| PROBLEM DETAILS |
Extract every line that contains the string "force".

[START OF EXCERPTED RECORDS]

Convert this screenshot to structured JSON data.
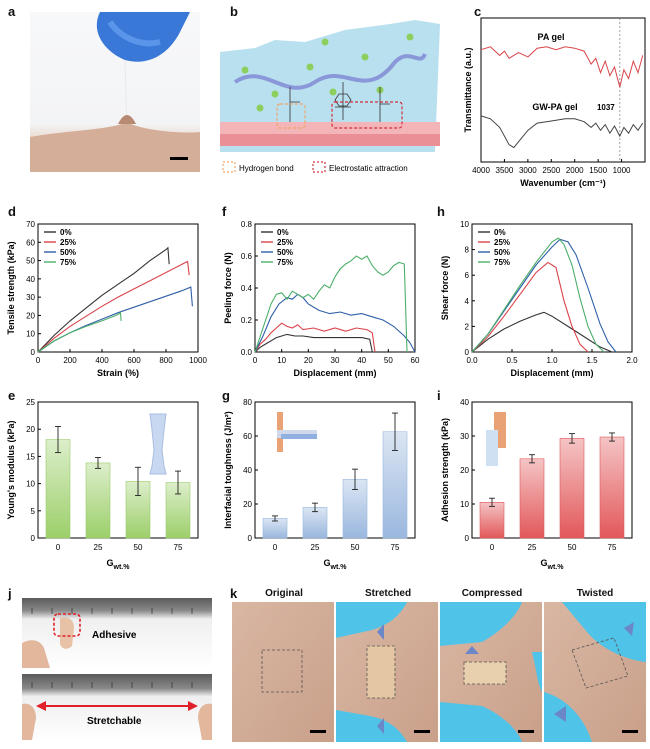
{
  "panels": {
    "a": "a",
    "b": "b",
    "c": "c",
    "d": "d",
    "e": "e",
    "f": "f",
    "g": "g",
    "h": "h",
    "i": "i",
    "j": "j",
    "k": "k"
  },
  "diagram_b": {
    "legend_hbond": "Hydrogen bond",
    "legend_electrostatic": "Electrostatic attraction"
  },
  "photo_j": {
    "adhesive_label": "Adhesive",
    "stretchable_label": "Stretchable"
  },
  "photo_k": {
    "labels": [
      "Original",
      "Stretched",
      "Compressed",
      "Twisted"
    ]
  },
  "colors": {
    "black_series": "#333333",
    "red_series": "#d9434a",
    "blue_series": "#2f5fa8",
    "green_series": "#4caf6a",
    "bar_green": "#9ccf6a",
    "bar_blue": "#9ab7de",
    "bar_red": "#e2585a"
  },
  "chart_data": [
    {
      "id": "c",
      "type": "line",
      "xlabel": "Wavenumber (cm⁻¹)",
      "ylabel": "Transmittance (a.u.)",
      "xlim": [
        4000,
        500
      ],
      "x_ticks": [
        4000,
        3500,
        3000,
        2500,
        2000,
        1500,
        1000
      ],
      "series": [
        {
          "name": "PA gel",
          "color": "#d9434a",
          "x": [
            4000,
            3800,
            3600,
            3500,
            3400,
            3200,
            3000,
            2800,
            2600,
            2400,
            2200,
            2000,
            1800,
            1650,
            1550,
            1450,
            1350,
            1250,
            1150,
            1037,
            950,
            850,
            750,
            650,
            550
          ],
          "y": [
            0.78,
            0.8,
            0.74,
            0.77,
            0.72,
            0.76,
            0.73,
            0.79,
            0.8,
            0.78,
            0.8,
            0.79,
            0.77,
            0.68,
            0.72,
            0.62,
            0.7,
            0.6,
            0.66,
            0.52,
            0.64,
            0.58,
            0.7,
            0.62,
            0.74
          ]
        },
        {
          "name": "GW-PA gel",
          "color": "#444444",
          "x": [
            4000,
            3800,
            3600,
            3400,
            3300,
            3200,
            3000,
            2800,
            2600,
            2400,
            2200,
            2000,
            1800,
            1650,
            1550,
            1450,
            1350,
            1250,
            1150,
            1037,
            950,
            850,
            750,
            650,
            550
          ],
          "y": [
            0.32,
            0.3,
            0.24,
            0.12,
            0.1,
            0.14,
            0.22,
            0.27,
            0.28,
            0.29,
            0.3,
            0.3,
            0.28,
            0.24,
            0.27,
            0.22,
            0.26,
            0.2,
            0.25,
            0.18,
            0.24,
            0.2,
            0.26,
            0.22,
            0.27
          ]
        }
      ],
      "annotations": [
        "PA gel",
        "GW-PA gel",
        "1037"
      ],
      "marker_x": 1037
    },
    {
      "id": "d",
      "type": "line",
      "xlabel": "Strain (%)",
      "ylabel": "Tensile strength (kPa)",
      "xlim": [
        0,
        1000
      ],
      "ylim": [
        0,
        70
      ],
      "x_ticks": [
        0,
        200,
        400,
        600,
        800,
        1000
      ],
      "y_ticks": [
        0,
        10,
        20,
        30,
        40,
        50,
        60,
        70
      ],
      "series": [
        {
          "name": "0%",
          "color": "#333333",
          "x": [
            0,
            100,
            200,
            300,
            400,
            500,
            600,
            700,
            800,
            812,
            820
          ],
          "y": [
            0,
            9,
            17,
            24,
            31,
            37,
            43,
            50,
            56,
            57,
            48
          ]
        },
        {
          "name": "25%",
          "color": "#d9434a",
          "x": [
            0,
            100,
            200,
            300,
            400,
            500,
            600,
            700,
            800,
            900,
            935,
            945
          ],
          "y": [
            0,
            7.5,
            14,
            19.5,
            25,
            30,
            34.5,
            39,
            43.5,
            48,
            49.5,
            42
          ]
        },
        {
          "name": "50%",
          "color": "#2f5fa8",
          "x": [
            0,
            100,
            200,
            300,
            400,
            500,
            600,
            700,
            800,
            900,
            955,
            965
          ],
          "y": [
            0,
            6,
            10.5,
            14.5,
            18,
            21.5,
            24.5,
            27.5,
            30.5,
            33.5,
            35.5,
            25
          ]
        },
        {
          "name": "75%",
          "color": "#4caf6a",
          "x": [
            0,
            100,
            200,
            300,
            400,
            500,
            515,
            520
          ],
          "y": [
            0,
            6,
            10.5,
            14,
            17,
            20.5,
            21.5,
            17
          ]
        }
      ]
    },
    {
      "id": "e",
      "type": "bar",
      "xlabel": "G",
      "xlabel_sub": "wt.%",
      "ylabel": "Young's modulus (kPa)",
      "categories": [
        "0",
        "25",
        "50",
        "75"
      ],
      "values": [
        18.1,
        13.8,
        10.4,
        10.2
      ],
      "errors": [
        2.4,
        1.0,
        2.6,
        2.1
      ],
      "ylim": [
        0,
        25
      ],
      "y_ticks": [
        0,
        5,
        10,
        15,
        20,
        25
      ]
    },
    {
      "id": "f",
      "type": "line",
      "xlabel": "Displacement (mm)",
      "ylabel": "Peeling force (N)",
      "xlim": [
        0,
        60
      ],
      "ylim": [
        0,
        0.8
      ],
      "x_ticks": [
        0,
        10,
        20,
        30,
        40,
        50,
        60
      ],
      "y_ticks": [
        0.0,
        0.2,
        0.4,
        0.6,
        0.8
      ],
      "series": [
        {
          "name": "0%",
          "color": "#333333",
          "x": [
            0,
            2,
            4,
            6,
            8,
            10,
            12,
            15,
            18,
            22,
            26,
            30,
            35,
            40,
            43,
            44
          ],
          "y": [
            0,
            0.03,
            0.05,
            0.07,
            0.09,
            0.1,
            0.11,
            0.1,
            0.1,
            0.09,
            0.09,
            0.09,
            0.09,
            0.09,
            0.08,
            0.0
          ]
        },
        {
          "name": "25%",
          "color": "#d9434a",
          "x": [
            0,
            2,
            4,
            6,
            8,
            10,
            12,
            14,
            16,
            18,
            22,
            26,
            30,
            34,
            38,
            42,
            44,
            45
          ],
          "y": [
            0,
            0.05,
            0.08,
            0.12,
            0.15,
            0.18,
            0.16,
            0.15,
            0.17,
            0.14,
            0.15,
            0.13,
            0.15,
            0.13,
            0.15,
            0.14,
            0.12,
            0.0
          ]
        },
        {
          "name": "50%",
          "color": "#2f5fa8",
          "x": [
            0,
            3,
            6,
            9,
            12,
            14,
            16,
            18,
            20,
            24,
            28,
            32,
            36,
            40,
            44,
            48,
            52,
            56,
            58,
            60
          ],
          "y": [
            0,
            0.1,
            0.22,
            0.3,
            0.34,
            0.33,
            0.36,
            0.34,
            0.3,
            0.26,
            0.24,
            0.25,
            0.23,
            0.24,
            0.22,
            0.2,
            0.16,
            0.1,
            0.06,
            0.0
          ]
        },
        {
          "name": "75%",
          "color": "#4caf6a",
          "x": [
            0,
            3,
            6,
            8,
            10,
            12,
            14,
            16,
            18,
            20,
            22,
            24,
            26,
            28,
            30,
            32,
            34,
            36,
            38,
            40,
            42,
            44,
            46,
            48,
            50,
            52,
            54,
            56,
            57
          ],
          "y": [
            0,
            0.15,
            0.3,
            0.36,
            0.37,
            0.33,
            0.38,
            0.36,
            0.34,
            0.36,
            0.33,
            0.38,
            0.42,
            0.4,
            0.47,
            0.52,
            0.55,
            0.57,
            0.6,
            0.58,
            0.6,
            0.54,
            0.5,
            0.48,
            0.5,
            0.54,
            0.56,
            0.55,
            0.0
          ]
        }
      ]
    },
    {
      "id": "g",
      "type": "bar",
      "xlabel": "G",
      "xlabel_sub": "wt.%",
      "ylabel": "Interfacial toughness (J/m²)",
      "categories": [
        "0",
        "25",
        "50",
        "75"
      ],
      "values": [
        11.5,
        18.0,
        34.5,
        62.5
      ],
      "errors": [
        1.5,
        2.5,
        6.0,
        11.0
      ],
      "ylim": [
        0,
        80
      ],
      "y_ticks": [
        0,
        20,
        40,
        60,
        80
      ]
    },
    {
      "id": "h",
      "type": "line",
      "xlabel": "Displacement (mm)",
      "ylabel": "Shear force (N)",
      "xlim": [
        0,
        2.0
      ],
      "ylim": [
        0,
        10
      ],
      "x_ticks": [
        0.0,
        0.5,
        1.0,
        1.5,
        2.0
      ],
      "y_ticks": [
        0,
        2,
        4,
        6,
        8,
        10
      ],
      "series": [
        {
          "name": "0%",
          "color": "#333333",
          "x": [
            0,
            0.2,
            0.4,
            0.6,
            0.8,
            0.9,
            1.0,
            1.2,
            1.4,
            1.6,
            1.75
          ],
          "y": [
            0,
            1.0,
            1.8,
            2.4,
            2.9,
            3.1,
            2.8,
            2.0,
            1.2,
            0.4,
            0.0
          ]
        },
        {
          "name": "25%",
          "color": "#d9434a",
          "x": [
            0,
            0.2,
            0.4,
            0.6,
            0.8,
            0.95,
            1.05,
            1.15,
            1.25,
            1.35,
            1.45
          ],
          "y": [
            0,
            1.2,
            2.8,
            4.5,
            6.2,
            7.0,
            6.6,
            4.0,
            2.0,
            0.6,
            0.0
          ]
        },
        {
          "name": "50%",
          "color": "#2f5fa8",
          "x": [
            0,
            0.2,
            0.4,
            0.6,
            0.8,
            1.0,
            1.1,
            1.2,
            1.3,
            1.45,
            1.6,
            1.7,
            1.8
          ],
          "y": [
            0,
            1.4,
            3.2,
            5.0,
            6.8,
            8.2,
            8.8,
            8.6,
            7.6,
            5.0,
            2.2,
            0.8,
            0.0
          ]
        },
        {
          "name": "75%",
          "color": "#4caf6a",
          "x": [
            0,
            0.2,
            0.4,
            0.6,
            0.8,
            1.0,
            1.08,
            1.15,
            1.25,
            1.35,
            1.45,
            1.55,
            1.65
          ],
          "y": [
            0,
            1.4,
            3.3,
            5.2,
            7.0,
            8.6,
            8.9,
            8.4,
            6.8,
            4.2,
            2.0,
            0.6,
            0.0
          ]
        }
      ]
    },
    {
      "id": "i",
      "type": "bar",
      "xlabel": "G",
      "xlabel_sub": "wt.%",
      "ylabel": "Adhesion strength (kPa)",
      "categories": [
        "0",
        "25",
        "50",
        "75"
      ],
      "values": [
        10.5,
        23.3,
        29.3,
        29.7
      ],
      "errors": [
        1.2,
        1.2,
        1.4,
        1.2
      ],
      "ylim": [
        0,
        40
      ],
      "y_ticks": [
        0,
        10,
        20,
        30,
        40
      ]
    }
  ]
}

[END OF EXCERPTED RECORDS]

| FULL SOLUTION |
      "ylabel": "Peeling force (N)",
      "ylabel": "Shear force (N)",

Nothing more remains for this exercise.